> [Supplied material]:
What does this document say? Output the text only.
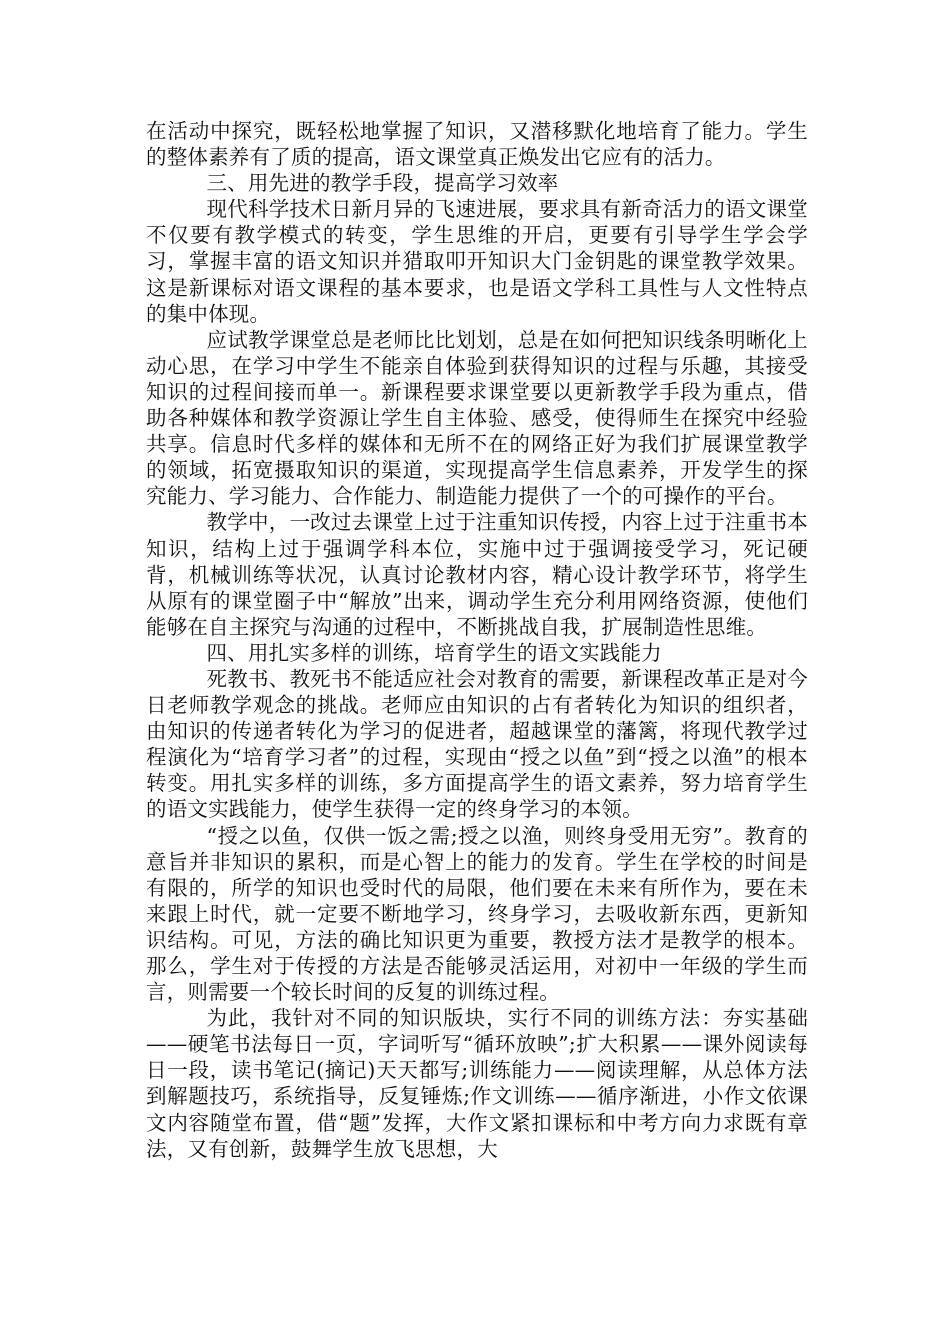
在活动中探究，既轻松地掌握了知识，又潜移默化地培育了能力。学生的整体素养有了质的提高，语文课堂真正焕发出它应有的活力。

三、用先进的教学手段，提高学习效率

现代科学技术日新月异的飞速进展，要求具有新奇活力的语文课堂不仅要有教学模式的转变，学生思维的开启，更要有引导学生学会学习，掌握丰富的语文知识并猎取叩开知识大门金钥匙的课堂教学效果。这是新课标对语文课程的基本要求，也是语文学科工具性与人文性特点的集中体现。

应试教学课堂总是老师比比划划，总是在如何把知识线条明晰化上动心思，在学习中学生不能亲自体验到获得知识的过程与乐趣，其接受知识的过程间接而单一。新课程要求课堂要以更新教学手段为重点，借助各种媒体和教学资源让学生自主体验、感受，使得师生在探究中经验共享。信息时代多样的媒体和无所不在的网络正好为我们扩展课堂教学的领域，拓宽摄取知识的渠道，实现提高学生信息素养，开发学生的探究能力、学习能力、合作能力、制造能力提供了一个的可操作的平台。

教学中，一改过去课堂上过于注重知识传授，内容上过于注重书本知识，结构上过于强调学科本位，实施中过于强调接受学习，死记硬背，机械训练等状况，认真讨论教材内容，精心设计教学环节，将学生从原有的课堂圈子中“解放”出来，调动学生充分利用网络资源，使他们能够在自主探究与沟通的过程中，不断挑战自我，扩展制造性思维。

四、用扎实多样的训练，培育学生的语文实践能力

死教书、教死书不能适应社会对教育的需要，新课程改革正是对今日老师教学观念的挑战。老师应由知识的占有者转化为知识的组织者，由知识的传递者转化为学习的促进者，超越课堂的藩篱，将现代教学过程演化为“培育学习者”的过程，实现由“授之以鱼”到“授之以渔”的根本转变。用扎实多样的训练，多方面提高学生的语文素养，努力培育学生的语文实践能力，使学生获得一定的终身学习的本领。

“授之以鱼，仅供一饭之需;授之以渔，则终身受用无穷”。教育的意旨并非知识的累积，而是心智上的能力的发育。学生在学校的时间是有限的，所学的知识也受时代的局限，他们要在未来有所作为，要在未来跟上时代，就一定要不断地学习，终身学习，去吸收新东西，更新知识结构。可见，方法的确比知识更为重要，教授方法才是教学的根本。那么，学生对于传授的方法是否能够灵活运用，对初中一年级的学生而言，则需要一个较长时间的反复的训练过程。

为此，我针对不同的知识版块，实行不同的训练方法：夯实基础——硬笔书法每日一页，字词听写“循环放映”;扩大积累——课外阅读每日一段，读书笔记(摘记)天天都写;训练能力——阅读理解，从总体方法到解题技巧，系统指导，反复锤炼;作文训练——循序渐进，小作文依课文内容随堂布置，借“题”发挥，大作文紧扣课标和中考方向力求既有章法，又有创新，鼓舞学生放飞思想，大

> [Goal]:
Go over the entries above and say how many lines hold the string "用扎实多样的训练", with no other text.

> [Solution for this exercise]:
2